> **SET PROBLEM**: Copy every line from the records below that holds the word "chevron".
- - - - -
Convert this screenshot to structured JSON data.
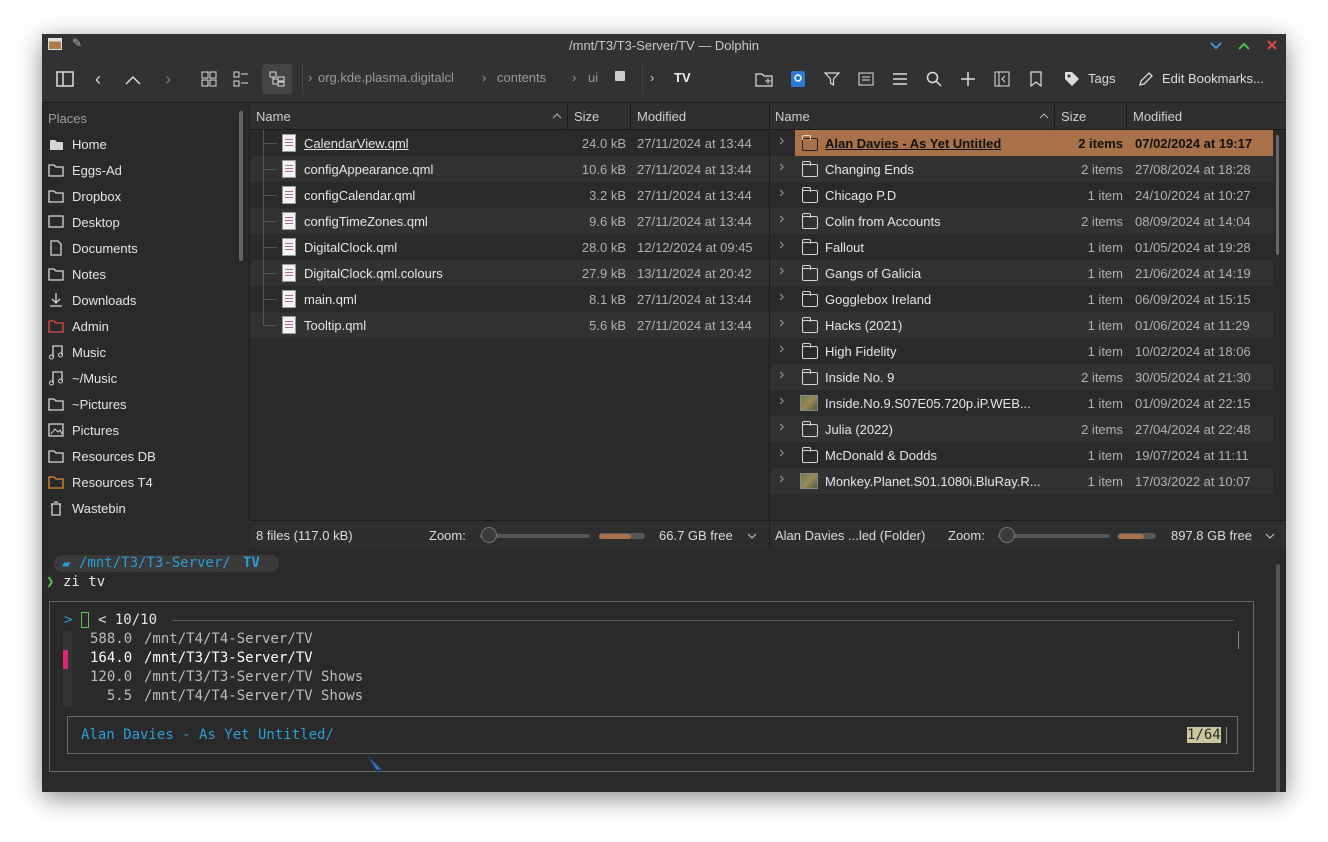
{
  "window": {
    "title": "/mnt/T3/T3-Server/TV — Dolphin",
    "min_icon": "chevron-down-icon",
    "max_icon": "chevron-up-icon",
    "close_icon": "close-icon"
  },
  "colors": {
    "accent": "#a9714a",
    "background": "#2a2a2a",
    "prompt_path": "#2a9fd6",
    "prompt_arrow": "#4ec94e",
    "close": "#e04848",
    "maximize": "#49c149",
    "minimize": "#4a8ad4",
    "marker": "#e0247c"
  },
  "toolbar": {
    "breadcrumbs": [
      "org.kde.plasma.digitalcl",
      "contents",
      "ui"
    ],
    "current": "TV",
    "tags_label": "Tags",
    "bookmarks_label": "Edit Bookmarks..."
  },
  "places": {
    "title": "Places",
    "items": [
      {
        "label": "Home",
        "icon": "home-icon"
      },
      {
        "label": "Eggs-Ad",
        "icon": "folder-icon"
      },
      {
        "label": "Dropbox",
        "icon": "folder-icon"
      },
      {
        "label": "Desktop",
        "icon": "desktop-icon"
      },
      {
        "label": "Documents",
        "icon": "documents-icon"
      },
      {
        "label": "Notes",
        "icon": "folder-icon"
      },
      {
        "label": "Downloads",
        "icon": "download-icon"
      },
      {
        "label": "Admin",
        "icon": "folder-red-icon"
      },
      {
        "label": "Music",
        "icon": "music-icon"
      },
      {
        "label": "~/Music",
        "icon": "music-icon"
      },
      {
        "label": "~Pictures",
        "icon": "folder-icon"
      },
      {
        "label": "Pictures",
        "icon": "pictures-icon"
      },
      {
        "label": "Resources DB",
        "icon": "folder-icon"
      },
      {
        "label": "Resources T4",
        "icon": "folder-orange-icon"
      },
      {
        "label": "Wastebin",
        "icon": "trash-icon"
      }
    ]
  },
  "left_pane": {
    "headers": {
      "name": "Name",
      "size": "Size",
      "modified": "Modified"
    },
    "files": [
      {
        "name": "CalendarView.qml",
        "size": "24.0 kB",
        "modified": "27/11/2024 at 13:44"
      },
      {
        "name": "configAppearance.qml",
        "size": "10.6 kB",
        "modified": "27/11/2024 at 13:44"
      },
      {
        "name": "configCalendar.qml",
        "size": "3.2 kB",
        "modified": "27/11/2024 at 13:44"
      },
      {
        "name": "configTimeZones.qml",
        "size": "9.6 kB",
        "modified": "27/11/2024 at 13:44"
      },
      {
        "name": "DigitalClock.qml",
        "size": "28.0 kB",
        "modified": "12/12/2024 at 09:45"
      },
      {
        "name": "DigitalClock.qml.colours",
        "size": "27.9 kB",
        "modified": "13/11/2024 at 20:42"
      },
      {
        "name": "main.qml",
        "size": "8.1 kB",
        "modified": "27/11/2024 at 13:44"
      },
      {
        "name": "Tooltip.qml",
        "size": "5.6 kB",
        "modified": "27/11/2024 at 13:44"
      }
    ],
    "status": "8 files (117.0 kB)",
    "zoom_label": "Zoom:",
    "free": "66.7 GB free"
  },
  "right_pane": {
    "headers": {
      "name": "Name",
      "size": "Size",
      "modified": "Modified"
    },
    "items": [
      {
        "name": "Alan Davies - As Yet Untitled",
        "size": "2 items",
        "modified": "07/02/2024 at 19:17",
        "type": "folder",
        "selected": true
      },
      {
        "name": "Changing Ends",
        "size": "2 items",
        "modified": "27/08/2024 at 18:28",
        "type": "folder"
      },
      {
        "name": "Chicago P.D",
        "size": "1 item",
        "modified": "24/10/2024 at 10:27",
        "type": "folder"
      },
      {
        "name": "Colin from Accounts",
        "size": "2 items",
        "modified": "08/09/2024 at 14:04",
        "type": "folder"
      },
      {
        "name": "Fallout",
        "size": "1 item",
        "modified": "01/05/2024 at 19:28",
        "type": "folder"
      },
      {
        "name": "Gangs of Galicia",
        "size": "1 item",
        "modified": "21/06/2024 at 14:19",
        "type": "folder"
      },
      {
        "name": "Gogglebox Ireland",
        "size": "1 item",
        "modified": "06/09/2024 at 15:15",
        "type": "folder"
      },
      {
        "name": "Hacks (2021)",
        "size": "1 item",
        "modified": "01/06/2024 at 11:29",
        "type": "folder"
      },
      {
        "name": "High Fidelity",
        "size": "1 item",
        "modified": "10/02/2024 at 18:06",
        "type": "folder"
      },
      {
        "name": "Inside No. 9",
        "size": "2 items",
        "modified": "30/05/2024 at 21:30",
        "type": "folder"
      },
      {
        "name": "Inside.No.9.S07E05.720p.iP.WEB...",
        "size": "1 item",
        "modified": "01/09/2024 at 22:15",
        "type": "thumb"
      },
      {
        "name": "Julia (2022)",
        "size": "2 items",
        "modified": "27/04/2024 at 22:48",
        "type": "folder"
      },
      {
        "name": "McDonald & Dodds",
        "size": "1 item",
        "modified": "19/07/2024 at 11:11",
        "type": "folder"
      },
      {
        "name": "Monkey.Planet.S01.1080i.BluRay.R...",
        "size": "1 item",
        "modified": "17/03/2022 at 10:07",
        "type": "thumb"
      }
    ],
    "status": "Alan Davies ...led (Folder)",
    "zoom_label": "Zoom:",
    "free": "897.8 GB free"
  },
  "terminal": {
    "path_prefix": "/mnt/T3/T3-Server/",
    "path_last": "TV",
    "prompt_arrow": "❯",
    "command": "zi tv",
    "fzf_prompt": ">",
    "fzf_count": "< 10/10",
    "results": [
      {
        "score": "588.0",
        "path": "/mnt/T4/T4-Server/TV"
      },
      {
        "score": "164.0",
        "path": "/mnt/T3/T3-Server/TV"
      },
      {
        "score": "120.0",
        "path": "/mnt/T3/T3-Server/TV Shows"
      },
      {
        "score": "  5.5",
        "path": "/mnt/T4/T4-Server/TV Shows"
      }
    ],
    "preview_text": "Alan Davies - As Yet Untitled/",
    "preview_counter": "1/64"
  }
}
- - - - -
> **TASK SOLUTION**:
    "min_icon": "chevron-down-icon",
    "max_icon": "chevron-up-icon",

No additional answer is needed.